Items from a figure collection

▽

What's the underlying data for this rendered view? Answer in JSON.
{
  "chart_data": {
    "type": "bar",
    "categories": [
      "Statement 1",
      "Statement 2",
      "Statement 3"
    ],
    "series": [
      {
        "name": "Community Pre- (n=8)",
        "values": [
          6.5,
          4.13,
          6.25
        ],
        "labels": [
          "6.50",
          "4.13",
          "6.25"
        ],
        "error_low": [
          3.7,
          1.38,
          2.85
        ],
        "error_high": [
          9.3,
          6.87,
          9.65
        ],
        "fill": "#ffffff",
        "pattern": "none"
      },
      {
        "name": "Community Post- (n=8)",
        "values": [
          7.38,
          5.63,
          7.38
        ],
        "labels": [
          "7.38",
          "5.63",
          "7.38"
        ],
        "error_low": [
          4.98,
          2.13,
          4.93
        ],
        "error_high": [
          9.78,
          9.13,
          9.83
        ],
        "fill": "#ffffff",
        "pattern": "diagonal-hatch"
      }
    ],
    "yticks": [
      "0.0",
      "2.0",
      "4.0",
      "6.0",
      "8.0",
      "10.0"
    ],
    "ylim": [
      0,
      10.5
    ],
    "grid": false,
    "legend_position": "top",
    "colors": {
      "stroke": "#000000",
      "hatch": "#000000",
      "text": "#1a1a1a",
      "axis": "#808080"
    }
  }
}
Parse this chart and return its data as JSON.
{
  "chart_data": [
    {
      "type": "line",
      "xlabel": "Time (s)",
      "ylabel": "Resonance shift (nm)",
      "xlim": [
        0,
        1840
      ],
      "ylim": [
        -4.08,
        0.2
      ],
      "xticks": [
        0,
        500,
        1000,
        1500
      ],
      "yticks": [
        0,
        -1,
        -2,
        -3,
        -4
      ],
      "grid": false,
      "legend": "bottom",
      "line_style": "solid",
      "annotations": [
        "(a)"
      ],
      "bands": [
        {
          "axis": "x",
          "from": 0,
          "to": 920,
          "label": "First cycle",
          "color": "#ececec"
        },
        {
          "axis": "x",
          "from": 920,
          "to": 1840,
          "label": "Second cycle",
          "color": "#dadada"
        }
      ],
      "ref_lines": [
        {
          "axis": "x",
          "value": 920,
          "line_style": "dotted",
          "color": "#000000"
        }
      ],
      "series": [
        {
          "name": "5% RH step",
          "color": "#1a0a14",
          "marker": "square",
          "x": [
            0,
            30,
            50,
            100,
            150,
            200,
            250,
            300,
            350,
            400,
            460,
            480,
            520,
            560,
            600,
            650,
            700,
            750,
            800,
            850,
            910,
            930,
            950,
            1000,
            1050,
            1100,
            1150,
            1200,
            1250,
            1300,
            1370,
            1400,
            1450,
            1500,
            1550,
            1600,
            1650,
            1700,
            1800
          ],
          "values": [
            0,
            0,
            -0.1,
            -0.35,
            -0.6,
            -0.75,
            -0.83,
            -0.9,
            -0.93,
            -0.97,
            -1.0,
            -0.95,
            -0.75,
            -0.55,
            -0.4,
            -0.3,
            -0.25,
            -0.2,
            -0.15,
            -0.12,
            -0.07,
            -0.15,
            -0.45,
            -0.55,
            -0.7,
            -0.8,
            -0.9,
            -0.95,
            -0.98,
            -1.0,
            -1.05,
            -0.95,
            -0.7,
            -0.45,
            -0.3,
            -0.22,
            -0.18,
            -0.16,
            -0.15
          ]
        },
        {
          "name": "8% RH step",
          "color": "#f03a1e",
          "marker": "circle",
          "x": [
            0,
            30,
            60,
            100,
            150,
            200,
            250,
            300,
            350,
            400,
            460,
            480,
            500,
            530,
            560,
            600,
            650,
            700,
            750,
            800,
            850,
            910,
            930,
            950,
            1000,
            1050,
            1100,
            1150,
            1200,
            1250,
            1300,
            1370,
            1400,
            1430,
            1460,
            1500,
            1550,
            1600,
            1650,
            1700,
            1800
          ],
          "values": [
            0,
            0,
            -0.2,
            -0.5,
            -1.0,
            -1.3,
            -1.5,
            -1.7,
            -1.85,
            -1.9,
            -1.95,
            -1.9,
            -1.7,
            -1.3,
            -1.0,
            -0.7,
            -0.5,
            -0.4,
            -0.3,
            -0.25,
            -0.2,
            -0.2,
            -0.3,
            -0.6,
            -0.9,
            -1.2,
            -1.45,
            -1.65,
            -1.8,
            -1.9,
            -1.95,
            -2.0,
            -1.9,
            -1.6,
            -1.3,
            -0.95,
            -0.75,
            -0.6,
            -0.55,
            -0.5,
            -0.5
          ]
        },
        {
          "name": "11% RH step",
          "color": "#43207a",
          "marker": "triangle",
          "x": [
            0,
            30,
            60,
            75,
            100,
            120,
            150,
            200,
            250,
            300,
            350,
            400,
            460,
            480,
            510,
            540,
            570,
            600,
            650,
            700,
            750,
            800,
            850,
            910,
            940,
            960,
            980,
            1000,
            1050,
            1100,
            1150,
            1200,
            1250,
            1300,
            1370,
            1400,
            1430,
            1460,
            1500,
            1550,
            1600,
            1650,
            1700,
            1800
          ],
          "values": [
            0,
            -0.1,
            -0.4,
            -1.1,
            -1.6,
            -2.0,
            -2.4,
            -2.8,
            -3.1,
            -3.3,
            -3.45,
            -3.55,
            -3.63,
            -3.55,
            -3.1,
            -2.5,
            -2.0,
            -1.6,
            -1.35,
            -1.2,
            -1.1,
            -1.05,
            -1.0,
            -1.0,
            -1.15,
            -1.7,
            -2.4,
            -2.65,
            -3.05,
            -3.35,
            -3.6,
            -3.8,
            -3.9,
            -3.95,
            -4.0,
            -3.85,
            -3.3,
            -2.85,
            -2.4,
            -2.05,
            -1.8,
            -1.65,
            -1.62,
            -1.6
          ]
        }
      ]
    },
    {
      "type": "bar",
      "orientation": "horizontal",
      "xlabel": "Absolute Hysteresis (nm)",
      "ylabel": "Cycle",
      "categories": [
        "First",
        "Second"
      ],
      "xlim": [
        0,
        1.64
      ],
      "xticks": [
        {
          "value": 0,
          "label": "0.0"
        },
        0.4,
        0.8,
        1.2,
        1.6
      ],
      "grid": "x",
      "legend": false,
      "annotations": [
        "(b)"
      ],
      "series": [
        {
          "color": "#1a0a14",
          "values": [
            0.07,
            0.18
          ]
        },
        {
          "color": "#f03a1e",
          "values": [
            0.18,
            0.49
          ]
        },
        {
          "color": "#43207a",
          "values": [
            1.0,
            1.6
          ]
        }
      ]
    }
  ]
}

△

** Problem statement **
Write out the listing once more, matching it exactly.

** Solution to this exercise **
What's the underlying data for this rendered view? Answer in JSON.
{
  "chart_data": {
    "type": "bar",
    "categories": [
      "Statement 1",
      "Statement 2",
      "Statement 3"
    ],
    "series": [
      {
        "name": "Community Pre- (n=8)",
        "values": [
          6.5,
          4.13,
          6.25
        ],
        "labels": [
          "6.50",
          "4.13",
          "6.25"
        ],
        "error_low": [
          3.7,
          1.38,
          2.85
        ],
        "error_high": [
          9.3,
          6.87,
          9.65
        ],
        "fill": "#ffffff",
        "pattern": "none"
      },
      {
        "name": "Community Post- (n=8)",
        "values": [
          7.38,
          5.63,
          7.38
        ],
        "labels": [
          "7.38",
          "5.63",
          "7.38"
        ],
        "error_low": [
          4.98,
          2.13,
          4.93
        ],
        "error_high": [
          9.78,
          9.13,
          9.83
        ],
        "fill": "#ffffff",
        "pattern": "diagonal-hatch"
      }
    ],
    "yticks": [
      "0.0",
      "2.0",
      "4.0",
      "6.0",
      "8.0",
      "10.0"
    ],
    "ylim": [
      0,
      10.5
    ],
    "grid": false,
    "legend_position": "top",
    "colors": {
      "stroke": "#000000",
      "hatch": "#000000",
      "text": "#1a1a1a",
      "axis": "#808080"
    }
  }
}
Parse this chart and return its data as JSON.
{
  "chart_data": [
    {
      "type": "line",
      "xlabel": "Time (s)",
      "ylabel": "Resonance shift (nm)",
      "xlim": [
        0,
        1840
      ],
      "ylim": [
        -4.08,
        0.2
      ],
      "xticks": [
        0,
        500,
        1000,
        1500
      ],
      "yticks": [
        0,
        -1,
        -2,
        -3,
        -4
      ],
      "grid": false,
      "legend": "bottom",
      "line_style": "solid",
      "annotations": [
        "(a)"
      ],
      "bands": [
        {
          "axis": "x",
          "from": 0,
          "to": 920,
          "label": "First cycle",
          "color": "#ececec"
        },
        {
          "axis": "x",
          "from": 920,
          "to": 1840,
          "label": "Second cycle",
          "color": "#dadada"
        }
      ],
      "ref_lines": [
        {
          "axis": "x",
          "value": 920,
          "line_style": "dotted",
          "color": "#000000"
        }
      ],
      "series": [
        {
          "name": "5% RH step",
          "color": "#1a0a14",
          "marker": "square",
          "x": [
            0,
            30,
            50,
            100,
            150,
            200,
            250,
            300,
            350,
            400,
            460,
            480,
            520,
            560,
            600,
            650,
            700,
            750,
            800,
            850,
            910,
            930,
            950,
            1000,
            1050,
            1100,
            1150,
            1200,
            1250,
            1300,
            1370,
            1400,
            1450,
            1500,
            1550,
            1600,
            1650,
            1700,
            1800
          ],
          "values": [
            0,
            0,
            -0.1,
            -0.35,
            -0.6,
            -0.75,
            -0.83,
            -0.9,
            -0.93,
            -0.97,
            -1.0,
            -0.95,
            -0.75,
            -0.55,
            -0.4,
            -0.3,
            -0.25,
            -0.2,
            -0.15,
            -0.12,
            -0.07,
            -0.15,
            -0.45,
            -0.55,
            -0.7,
            -0.8,
            -0.9,
            -0.95,
            -0.98,
            -1.0,
            -1.05,
            -0.95,
            -0.7,
            -0.45,
            -0.3,
            -0.22,
            -0.18,
            -0.16,
            -0.15
          ]
        },
        {
          "name": "8% RH step",
          "color": "#f03a1e",
          "marker": "circle",
          "x": [
            0,
            30,
            60,
            100,
            150,
            200,
            250,
            300,
            350,
            400,
            460,
            480,
            500,
            530,
            560,
            600,
            650,
            700,
            750,
            800,
            850,
            910,
            930,
            950,
            1000,
            1050,
            1100,
            1150,
            1200,
            1250,
            1300,
            1370,
            1400,
            1430,
            1460,
            1500,
            1550,
            1600,
            1650,
            1700,
            1800
          ],
          "values": [
            0,
            0,
            -0.2,
            -0.5,
            -1.0,
            -1.3,
            -1.5,
            -1.7,
            -1.85,
            -1.9,
            -1.95,
            -1.9,
            -1.7,
            -1.3,
            -1.0,
            -0.7,
            -0.5,
            -0.4,
            -0.3,
            -0.25,
            -0.2,
            -0.2,
            -0.3,
            -0.6,
            -0.9,
            -1.2,
            -1.45,
            -1.65,
            -1.8,
            -1.9,
            -1.95,
            -2.0,
            -1.9,
            -1.6,
            -1.3,
            -0.95,
            -0.75,
            -0.6,
            -0.55,
            -0.5,
            -0.5
          ]
        },
        {
          "name": "11% RH step",
          "color": "#43207a",
          "marker": "triangle",
          "x": [
            0,
            30,
            60,
            75,
            100,
            120,
            150,
            200,
            250,
            300,
            350,
            400,
            460,
            480,
            510,
            540,
            570,
            600,
            650,
            700,
            750,
            800,
            850,
            910,
            940,
            960,
            980,
            1000,
            1050,
            1100,
            1150,
            1200,
            1250,
            1300,
            1370,
            1400,
            1430,
            1460,
            1500,
            1550,
            1600,
            1650,
            1700,
            1800
          ],
          "values": [
            0,
            -0.1,
            -0.4,
            -1.1,
            -1.6,
            -2.0,
            -2.4,
            -2.8,
            -3.1,
            -3.3,
            -3.45,
            -3.55,
            -3.63,
            -3.55,
            -3.1,
            -2.5,
            -2.0,
            -1.6,
            -1.35,
            -1.2,
            -1.1,
            -1.05,
            -1.0,
            -1.0,
            -1.15,
            -1.7,
            -2.4,
            -2.65,
            -3.05,
            -3.35,
            -3.6,
            -3.8,
            -3.9,
            -3.95,
            -4.0,
            -3.85,
            -3.3,
            -2.85,
            -2.4,
            -2.05,
            -1.8,
            -1.65,
            -1.62,
            -1.6
          ]
        }
      ]
    },
    {
      "type": "bar",
      "orientation": "horizontal",
      "xlabel": "Absolute Hysteresis (nm)",
      "ylabel": "Cycle",
      "categories": [
        "First",
        "Second"
      ],
      "xlim": [
        0,
        1.64
      ],
      "xticks": [
        {
          "value": 0,
          "label": "0.0"
        },
        0.4,
        0.8,
        1.2,
        1.6
      ],
      "grid": "x",
      "legend": false,
      "annotations": [
        "(b)"
      ],
      "series": [
        {
          "color": "#1a0a14",
          "values": [
            0.07,
            0.18
          ]
        },
        {
          "color": "#f03a1e",
          "values": [
            0.18,
            0.49
          ]
        },
        {
          "color": "#43207a",
          "values": [
            1.0,
            1.6
          ]
        }
      ]
    }
  ]
}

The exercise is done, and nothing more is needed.